● **WHAT IS EXPECTED**: Return each line that holds the word "Difference".

Records from a collection of figures:

>> Start

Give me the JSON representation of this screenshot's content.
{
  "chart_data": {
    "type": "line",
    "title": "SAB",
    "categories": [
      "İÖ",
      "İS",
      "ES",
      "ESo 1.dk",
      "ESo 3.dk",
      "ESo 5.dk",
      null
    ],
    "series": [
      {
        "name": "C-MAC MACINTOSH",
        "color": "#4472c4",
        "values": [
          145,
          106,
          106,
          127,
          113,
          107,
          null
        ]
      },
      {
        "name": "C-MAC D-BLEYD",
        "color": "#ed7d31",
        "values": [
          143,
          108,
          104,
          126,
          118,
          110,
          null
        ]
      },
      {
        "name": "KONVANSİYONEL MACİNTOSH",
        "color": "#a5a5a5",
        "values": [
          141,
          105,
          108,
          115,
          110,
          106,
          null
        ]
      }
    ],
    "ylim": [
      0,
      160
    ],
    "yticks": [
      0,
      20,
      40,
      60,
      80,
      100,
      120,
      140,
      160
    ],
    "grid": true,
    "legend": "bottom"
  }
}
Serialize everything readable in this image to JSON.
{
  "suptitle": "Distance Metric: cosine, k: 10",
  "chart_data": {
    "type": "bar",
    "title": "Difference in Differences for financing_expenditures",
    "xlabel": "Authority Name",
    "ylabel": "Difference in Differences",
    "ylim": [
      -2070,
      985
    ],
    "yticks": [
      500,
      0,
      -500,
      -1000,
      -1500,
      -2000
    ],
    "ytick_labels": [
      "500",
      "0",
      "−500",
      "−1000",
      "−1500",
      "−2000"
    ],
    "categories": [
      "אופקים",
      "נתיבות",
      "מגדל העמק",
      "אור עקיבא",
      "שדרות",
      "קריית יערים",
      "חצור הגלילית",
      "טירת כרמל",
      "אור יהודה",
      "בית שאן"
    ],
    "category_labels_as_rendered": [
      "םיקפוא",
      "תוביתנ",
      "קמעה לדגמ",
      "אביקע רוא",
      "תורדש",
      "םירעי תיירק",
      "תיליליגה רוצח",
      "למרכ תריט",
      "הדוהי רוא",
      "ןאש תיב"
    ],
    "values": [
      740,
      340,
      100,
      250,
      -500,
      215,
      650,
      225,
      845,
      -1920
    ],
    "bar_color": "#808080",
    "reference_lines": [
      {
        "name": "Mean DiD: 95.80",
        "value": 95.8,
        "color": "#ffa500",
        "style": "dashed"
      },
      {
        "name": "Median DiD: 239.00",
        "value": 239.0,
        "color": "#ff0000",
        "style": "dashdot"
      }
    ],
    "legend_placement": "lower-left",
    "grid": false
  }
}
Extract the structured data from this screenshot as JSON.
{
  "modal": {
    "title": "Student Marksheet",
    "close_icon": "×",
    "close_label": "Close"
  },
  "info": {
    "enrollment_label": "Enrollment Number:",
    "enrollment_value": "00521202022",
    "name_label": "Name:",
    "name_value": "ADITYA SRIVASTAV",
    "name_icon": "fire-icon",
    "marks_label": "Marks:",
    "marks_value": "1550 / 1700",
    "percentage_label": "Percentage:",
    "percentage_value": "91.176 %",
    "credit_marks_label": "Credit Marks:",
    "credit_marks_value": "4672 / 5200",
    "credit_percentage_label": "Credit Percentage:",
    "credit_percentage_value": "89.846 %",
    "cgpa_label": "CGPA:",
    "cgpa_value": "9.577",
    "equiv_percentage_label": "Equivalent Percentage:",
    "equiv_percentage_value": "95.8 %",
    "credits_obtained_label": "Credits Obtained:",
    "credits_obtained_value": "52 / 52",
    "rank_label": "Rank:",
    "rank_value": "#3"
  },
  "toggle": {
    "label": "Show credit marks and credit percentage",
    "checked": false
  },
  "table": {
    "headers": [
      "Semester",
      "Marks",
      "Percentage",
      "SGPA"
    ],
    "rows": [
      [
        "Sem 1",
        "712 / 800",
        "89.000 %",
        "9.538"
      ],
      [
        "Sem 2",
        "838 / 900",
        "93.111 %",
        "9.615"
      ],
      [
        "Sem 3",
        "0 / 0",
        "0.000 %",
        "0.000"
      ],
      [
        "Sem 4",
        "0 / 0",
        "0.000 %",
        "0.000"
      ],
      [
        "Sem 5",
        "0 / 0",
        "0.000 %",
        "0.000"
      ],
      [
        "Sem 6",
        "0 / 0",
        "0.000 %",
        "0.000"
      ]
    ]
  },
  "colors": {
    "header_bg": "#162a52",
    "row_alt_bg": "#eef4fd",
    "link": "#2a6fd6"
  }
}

>> End

● **EXERCISE RESPONSE**:
    "title": "Difference in Differences for financing_expenditures",
    "ylabel": "Difference in Differences",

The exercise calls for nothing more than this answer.